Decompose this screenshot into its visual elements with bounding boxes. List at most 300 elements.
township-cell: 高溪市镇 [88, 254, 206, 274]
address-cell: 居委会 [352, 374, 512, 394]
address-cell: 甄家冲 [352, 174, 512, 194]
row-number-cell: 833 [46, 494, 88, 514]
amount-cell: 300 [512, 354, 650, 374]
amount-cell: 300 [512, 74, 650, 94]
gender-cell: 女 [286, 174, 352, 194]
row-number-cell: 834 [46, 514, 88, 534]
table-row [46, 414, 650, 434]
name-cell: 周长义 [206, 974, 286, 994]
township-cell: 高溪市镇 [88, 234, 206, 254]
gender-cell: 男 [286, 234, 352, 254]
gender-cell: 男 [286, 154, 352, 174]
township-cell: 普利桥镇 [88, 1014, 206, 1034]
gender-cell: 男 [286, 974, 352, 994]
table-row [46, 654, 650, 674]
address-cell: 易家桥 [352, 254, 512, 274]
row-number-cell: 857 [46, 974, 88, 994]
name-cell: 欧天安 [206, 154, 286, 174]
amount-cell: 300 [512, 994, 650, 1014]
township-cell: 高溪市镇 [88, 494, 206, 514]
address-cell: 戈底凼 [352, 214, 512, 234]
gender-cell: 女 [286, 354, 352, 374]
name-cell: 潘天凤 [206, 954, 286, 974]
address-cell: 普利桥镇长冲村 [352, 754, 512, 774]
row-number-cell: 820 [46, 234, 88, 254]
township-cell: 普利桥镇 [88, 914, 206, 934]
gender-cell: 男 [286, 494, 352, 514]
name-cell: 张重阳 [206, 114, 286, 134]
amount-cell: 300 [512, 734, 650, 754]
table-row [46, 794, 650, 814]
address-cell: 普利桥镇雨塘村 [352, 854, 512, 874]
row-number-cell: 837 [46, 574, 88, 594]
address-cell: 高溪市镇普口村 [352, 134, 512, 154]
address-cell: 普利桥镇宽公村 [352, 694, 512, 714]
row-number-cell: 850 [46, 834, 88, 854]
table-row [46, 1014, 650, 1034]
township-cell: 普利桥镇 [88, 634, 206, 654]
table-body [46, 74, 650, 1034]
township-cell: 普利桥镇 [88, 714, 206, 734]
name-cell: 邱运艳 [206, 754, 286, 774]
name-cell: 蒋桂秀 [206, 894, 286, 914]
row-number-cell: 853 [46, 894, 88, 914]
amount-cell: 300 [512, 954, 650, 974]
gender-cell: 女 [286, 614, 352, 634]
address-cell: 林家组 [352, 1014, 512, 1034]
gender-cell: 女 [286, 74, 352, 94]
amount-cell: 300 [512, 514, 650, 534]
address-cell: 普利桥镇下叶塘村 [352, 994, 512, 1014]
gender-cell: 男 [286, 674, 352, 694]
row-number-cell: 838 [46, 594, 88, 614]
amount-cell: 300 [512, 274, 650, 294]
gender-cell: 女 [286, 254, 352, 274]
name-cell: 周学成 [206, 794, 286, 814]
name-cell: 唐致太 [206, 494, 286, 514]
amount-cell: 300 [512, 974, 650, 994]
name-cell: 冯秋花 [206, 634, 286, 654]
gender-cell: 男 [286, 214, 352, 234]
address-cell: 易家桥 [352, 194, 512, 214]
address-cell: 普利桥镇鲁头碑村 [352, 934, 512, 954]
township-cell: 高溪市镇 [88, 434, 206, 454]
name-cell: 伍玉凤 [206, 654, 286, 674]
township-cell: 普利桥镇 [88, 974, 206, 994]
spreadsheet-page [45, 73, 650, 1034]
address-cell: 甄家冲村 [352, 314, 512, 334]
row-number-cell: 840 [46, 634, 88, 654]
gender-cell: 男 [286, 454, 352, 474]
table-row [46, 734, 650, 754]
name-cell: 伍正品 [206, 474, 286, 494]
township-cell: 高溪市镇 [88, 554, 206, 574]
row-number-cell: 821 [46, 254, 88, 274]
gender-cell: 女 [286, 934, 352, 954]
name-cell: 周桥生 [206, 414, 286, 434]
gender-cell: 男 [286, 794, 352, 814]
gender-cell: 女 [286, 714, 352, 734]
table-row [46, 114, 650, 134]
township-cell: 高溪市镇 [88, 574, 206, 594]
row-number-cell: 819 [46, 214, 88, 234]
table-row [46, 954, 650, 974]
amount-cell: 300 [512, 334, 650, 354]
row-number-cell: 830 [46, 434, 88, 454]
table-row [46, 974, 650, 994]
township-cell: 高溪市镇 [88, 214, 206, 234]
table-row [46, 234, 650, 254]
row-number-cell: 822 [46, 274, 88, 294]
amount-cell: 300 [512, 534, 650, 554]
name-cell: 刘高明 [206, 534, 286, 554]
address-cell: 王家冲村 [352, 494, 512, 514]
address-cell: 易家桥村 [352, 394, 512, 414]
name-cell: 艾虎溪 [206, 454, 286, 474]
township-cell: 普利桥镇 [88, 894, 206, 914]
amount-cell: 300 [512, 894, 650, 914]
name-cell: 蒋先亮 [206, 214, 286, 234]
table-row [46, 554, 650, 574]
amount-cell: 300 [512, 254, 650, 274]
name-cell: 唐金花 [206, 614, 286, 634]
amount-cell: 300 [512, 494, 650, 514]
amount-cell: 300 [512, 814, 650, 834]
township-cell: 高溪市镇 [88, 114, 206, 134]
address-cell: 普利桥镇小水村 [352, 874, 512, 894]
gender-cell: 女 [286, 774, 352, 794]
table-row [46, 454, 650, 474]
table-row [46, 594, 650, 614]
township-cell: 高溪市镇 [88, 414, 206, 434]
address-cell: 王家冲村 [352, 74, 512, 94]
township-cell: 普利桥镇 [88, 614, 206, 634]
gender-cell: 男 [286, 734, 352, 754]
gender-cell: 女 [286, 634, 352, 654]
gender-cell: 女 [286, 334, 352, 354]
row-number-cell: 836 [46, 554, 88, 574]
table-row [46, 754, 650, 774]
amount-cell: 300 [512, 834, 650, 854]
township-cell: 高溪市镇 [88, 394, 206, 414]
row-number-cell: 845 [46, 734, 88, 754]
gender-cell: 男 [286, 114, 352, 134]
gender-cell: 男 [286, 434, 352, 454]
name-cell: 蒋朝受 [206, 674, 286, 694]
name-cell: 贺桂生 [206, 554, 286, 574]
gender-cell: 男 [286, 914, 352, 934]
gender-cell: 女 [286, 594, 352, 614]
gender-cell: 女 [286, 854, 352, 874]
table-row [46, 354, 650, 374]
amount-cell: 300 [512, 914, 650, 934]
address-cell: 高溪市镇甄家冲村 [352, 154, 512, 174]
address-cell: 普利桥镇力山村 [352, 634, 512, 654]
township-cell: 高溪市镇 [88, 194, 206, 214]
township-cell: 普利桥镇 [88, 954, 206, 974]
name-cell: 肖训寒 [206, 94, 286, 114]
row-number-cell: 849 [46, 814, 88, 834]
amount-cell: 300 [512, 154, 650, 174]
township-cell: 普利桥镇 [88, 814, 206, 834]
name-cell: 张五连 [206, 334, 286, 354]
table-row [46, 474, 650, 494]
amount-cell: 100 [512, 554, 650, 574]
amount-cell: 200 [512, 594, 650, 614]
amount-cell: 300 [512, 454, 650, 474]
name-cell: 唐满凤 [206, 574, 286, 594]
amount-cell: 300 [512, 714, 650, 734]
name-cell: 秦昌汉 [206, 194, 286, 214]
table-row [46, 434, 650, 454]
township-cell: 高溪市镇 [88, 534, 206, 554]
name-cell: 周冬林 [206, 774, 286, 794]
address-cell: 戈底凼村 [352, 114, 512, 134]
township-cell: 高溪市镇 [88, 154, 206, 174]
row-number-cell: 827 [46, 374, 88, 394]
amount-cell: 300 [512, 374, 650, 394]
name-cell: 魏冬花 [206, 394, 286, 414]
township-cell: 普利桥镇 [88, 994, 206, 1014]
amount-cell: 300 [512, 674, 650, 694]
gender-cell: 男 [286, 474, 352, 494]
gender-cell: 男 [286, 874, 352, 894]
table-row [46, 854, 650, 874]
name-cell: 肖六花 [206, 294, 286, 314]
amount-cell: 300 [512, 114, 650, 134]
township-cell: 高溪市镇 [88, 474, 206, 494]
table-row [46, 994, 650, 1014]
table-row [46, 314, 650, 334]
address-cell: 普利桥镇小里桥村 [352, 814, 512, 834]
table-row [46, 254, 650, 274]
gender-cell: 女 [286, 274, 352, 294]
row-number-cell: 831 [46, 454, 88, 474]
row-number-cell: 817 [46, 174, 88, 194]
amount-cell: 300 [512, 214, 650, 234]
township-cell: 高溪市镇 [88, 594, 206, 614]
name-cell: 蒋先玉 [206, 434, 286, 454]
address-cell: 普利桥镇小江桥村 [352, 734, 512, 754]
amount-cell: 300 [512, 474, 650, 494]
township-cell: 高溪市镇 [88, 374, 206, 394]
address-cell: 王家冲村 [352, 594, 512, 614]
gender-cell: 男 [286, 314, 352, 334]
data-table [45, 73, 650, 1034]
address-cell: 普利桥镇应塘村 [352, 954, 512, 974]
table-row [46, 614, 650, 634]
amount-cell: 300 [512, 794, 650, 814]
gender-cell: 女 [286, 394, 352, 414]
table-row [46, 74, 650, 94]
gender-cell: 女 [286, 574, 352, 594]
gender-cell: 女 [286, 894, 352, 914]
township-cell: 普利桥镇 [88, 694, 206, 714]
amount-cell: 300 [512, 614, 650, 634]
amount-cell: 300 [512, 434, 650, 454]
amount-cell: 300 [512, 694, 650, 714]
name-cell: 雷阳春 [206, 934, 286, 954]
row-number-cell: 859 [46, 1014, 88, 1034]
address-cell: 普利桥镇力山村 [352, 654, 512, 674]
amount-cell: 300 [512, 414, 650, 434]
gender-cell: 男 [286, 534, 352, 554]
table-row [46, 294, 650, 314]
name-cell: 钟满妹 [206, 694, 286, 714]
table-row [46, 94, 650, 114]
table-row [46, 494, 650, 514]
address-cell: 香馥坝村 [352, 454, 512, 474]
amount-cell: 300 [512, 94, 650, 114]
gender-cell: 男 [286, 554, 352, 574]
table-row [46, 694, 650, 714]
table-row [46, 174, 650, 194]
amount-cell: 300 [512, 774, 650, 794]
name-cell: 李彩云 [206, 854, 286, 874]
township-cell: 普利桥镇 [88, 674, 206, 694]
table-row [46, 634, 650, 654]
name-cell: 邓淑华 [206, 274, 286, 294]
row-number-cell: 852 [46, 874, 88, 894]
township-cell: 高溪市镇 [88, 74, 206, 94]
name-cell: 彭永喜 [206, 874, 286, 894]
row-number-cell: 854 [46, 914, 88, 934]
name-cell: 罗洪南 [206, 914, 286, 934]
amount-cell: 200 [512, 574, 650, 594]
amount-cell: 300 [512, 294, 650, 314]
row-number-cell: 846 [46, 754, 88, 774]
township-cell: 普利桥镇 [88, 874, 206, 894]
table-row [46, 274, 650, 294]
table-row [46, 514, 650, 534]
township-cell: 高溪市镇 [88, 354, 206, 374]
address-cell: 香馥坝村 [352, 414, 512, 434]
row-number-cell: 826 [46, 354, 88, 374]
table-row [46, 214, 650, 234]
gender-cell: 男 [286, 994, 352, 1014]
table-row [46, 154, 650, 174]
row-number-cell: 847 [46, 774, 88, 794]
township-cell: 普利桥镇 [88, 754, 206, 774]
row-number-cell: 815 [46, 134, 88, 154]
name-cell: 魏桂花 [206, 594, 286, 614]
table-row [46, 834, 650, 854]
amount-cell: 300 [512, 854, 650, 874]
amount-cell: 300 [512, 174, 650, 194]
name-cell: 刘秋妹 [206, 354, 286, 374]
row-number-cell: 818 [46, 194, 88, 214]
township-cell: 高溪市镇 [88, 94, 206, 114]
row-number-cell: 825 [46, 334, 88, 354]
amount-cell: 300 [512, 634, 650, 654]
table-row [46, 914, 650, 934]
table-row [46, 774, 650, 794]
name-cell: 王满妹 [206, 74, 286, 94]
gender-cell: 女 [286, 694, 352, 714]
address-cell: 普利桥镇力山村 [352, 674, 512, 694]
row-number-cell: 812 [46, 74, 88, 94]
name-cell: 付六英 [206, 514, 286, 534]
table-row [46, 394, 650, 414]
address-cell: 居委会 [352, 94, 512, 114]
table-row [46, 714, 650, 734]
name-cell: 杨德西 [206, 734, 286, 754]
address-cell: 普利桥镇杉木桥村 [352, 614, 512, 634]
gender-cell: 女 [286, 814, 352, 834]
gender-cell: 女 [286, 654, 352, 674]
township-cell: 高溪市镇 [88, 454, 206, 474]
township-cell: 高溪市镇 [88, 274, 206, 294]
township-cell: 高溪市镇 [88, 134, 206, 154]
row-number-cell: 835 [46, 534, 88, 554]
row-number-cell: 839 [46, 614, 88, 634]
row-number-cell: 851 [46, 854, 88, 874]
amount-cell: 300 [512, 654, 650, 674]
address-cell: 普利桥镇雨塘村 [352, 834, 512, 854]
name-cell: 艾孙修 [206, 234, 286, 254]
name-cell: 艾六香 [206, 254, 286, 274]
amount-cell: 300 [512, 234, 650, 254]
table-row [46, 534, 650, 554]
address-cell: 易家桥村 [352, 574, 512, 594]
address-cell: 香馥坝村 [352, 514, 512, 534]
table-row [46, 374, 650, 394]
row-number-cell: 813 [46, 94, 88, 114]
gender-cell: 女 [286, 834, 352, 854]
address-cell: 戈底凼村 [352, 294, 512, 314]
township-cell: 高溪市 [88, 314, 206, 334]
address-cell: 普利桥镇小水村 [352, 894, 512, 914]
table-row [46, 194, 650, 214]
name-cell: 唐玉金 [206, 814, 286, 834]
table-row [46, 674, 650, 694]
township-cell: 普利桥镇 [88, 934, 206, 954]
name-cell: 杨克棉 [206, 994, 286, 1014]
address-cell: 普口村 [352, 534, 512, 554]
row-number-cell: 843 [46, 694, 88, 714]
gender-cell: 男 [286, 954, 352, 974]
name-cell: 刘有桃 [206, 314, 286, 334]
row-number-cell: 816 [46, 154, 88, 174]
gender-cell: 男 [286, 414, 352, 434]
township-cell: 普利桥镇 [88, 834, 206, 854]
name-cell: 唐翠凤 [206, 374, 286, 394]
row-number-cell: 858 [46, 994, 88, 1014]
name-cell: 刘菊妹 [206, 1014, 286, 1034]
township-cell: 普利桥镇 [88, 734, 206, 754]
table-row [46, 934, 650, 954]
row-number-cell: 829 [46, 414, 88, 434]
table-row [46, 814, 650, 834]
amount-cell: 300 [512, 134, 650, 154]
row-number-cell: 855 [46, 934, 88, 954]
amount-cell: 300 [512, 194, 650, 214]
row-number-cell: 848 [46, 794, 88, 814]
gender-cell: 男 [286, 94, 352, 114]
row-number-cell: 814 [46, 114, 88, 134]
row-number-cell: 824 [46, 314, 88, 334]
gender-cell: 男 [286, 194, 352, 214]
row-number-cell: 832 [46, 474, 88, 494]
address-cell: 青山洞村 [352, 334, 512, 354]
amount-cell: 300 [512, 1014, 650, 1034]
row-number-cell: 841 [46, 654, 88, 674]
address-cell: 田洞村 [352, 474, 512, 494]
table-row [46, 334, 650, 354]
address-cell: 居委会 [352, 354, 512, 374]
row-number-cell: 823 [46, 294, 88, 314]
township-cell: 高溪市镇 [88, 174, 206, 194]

* Exercise description: Arrange every line from the start of the entries through the line containing "gender-cell: 女 [286, 74, 352, 94]", both included, as a Markdown table with the columns Row and Line. Number the rows and leave out blank lines.

* Exercise solution:
| Row | Line |
|---|---|
| 1 | Decompose this screenshot into its visual elements with bounding boxes. List at most 300 elements. |
| 2 | township-cell: 高溪市镇 [88, 254, 206, 274] |
| 3 | address-cell: 居委会 [352, 374, 512, 394] |
| 4 | address-cell: 甄家冲 [352, 174, 512, 194] |
| 5 | row-number-cell: 833 [46, 494, 88, 514] |
| 6 | amount-cell: 300 [512, 354, 650, 374] |
| 7 | amount-cell: 300 [512, 74, 650, 94] |
| 8 | gender-cell: 女 [286, 174, 352, 194] |
| 9 | row-number-cell: 834 [46, 514, 88, 534] |
| 10 | table-row [46, 414, 650, 434] |
| 11 | name-cell: 周长义 [206, 974, 286, 994] |
| 12 | township-cell: 高溪市镇 [88, 234, 206, 254] |
| 13 | gender-cell: 男 [286, 234, 352, 254] |
| 14 | gender-cell: 男 [286, 154, 352, 174] |
| 15 | township-cell: 普利桥镇 [88, 1014, 206, 1034] |
| 16 | gender-cell: 男 [286, 974, 352, 994] |
| 17 | table-row [46, 654, 650, 674] |
| 18 | address-cell: 易家桥 [352, 254, 512, 274] |
| 19 | row-number-cell: 857 [46, 974, 88, 994] |
| 20 | name-cell: 欧天安 [206, 154, 286, 174] |
| 21 | amount-cell: 300 [512, 994, 650, 1014] |
| 22 | township-cell: 高溪市镇 [88, 494, 206, 514] |
| 23 | address-cell: 戈底凼 [352, 214, 512, 234] |
| 24 | gender-cell: 女 [286, 354, 352, 374] |
| 25 | name-cell: 潘天凤 [206, 954, 286, 974] |
| 26 | address-cell: 普利桥镇长冲村 [352, 754, 512, 774] |
| 27 | row-number-cell: 820 [46, 234, 88, 254] |
| 28 | township-cell: 普利桥镇 [88, 914, 206, 934] |
| 29 | gender-cell: 男 [286, 494, 352, 514] |
| 30 | name-cell: 张重阳 [206, 114, 286, 134] |
| 31 | amount-cell: 300 [512, 734, 650, 754] |
| 32 | table-row [46, 794, 650, 814] |
| 33 | address-cell: 普利桥镇雨塘村 [352, 854, 512, 874] |
| 34 | row-number-cell: 837 [46, 574, 88, 594] |
| 35 | address-cell: 高溪市镇普口村 [352, 134, 512, 154] |
| 36 | address-cell: 普利桥镇宽公村 [352, 694, 512, 714] |
| 37 | row-number-cell: 850 [46, 834, 88, 854] |
| 38 | table-row [46, 1014, 650, 1034] |
| 39 | township-cell: 普利桥镇 [88, 634, 206, 654] |
| 40 | table-body [46, 74, 650, 1034] |
| 41 | township-cell: 普利桥镇 [88, 714, 206, 734] |
| 42 | name-cell: 邱运艳 [206, 754, 286, 774] |
| 43 | name-cell: 蒋桂秀 [206, 894, 286, 914] |
| 44 | row-number-cell: 853 [46, 894, 88, 914] |
| 45 | amount-cell: 300 [512, 954, 650, 974] |
| 46 | gender-cell: 女 [286, 614, 352, 634] |
| 47 | address-cell: 林家组 [352, 1014, 512, 1034] |
| 48 | gender-cell: 女 [286, 74, 352, 94] |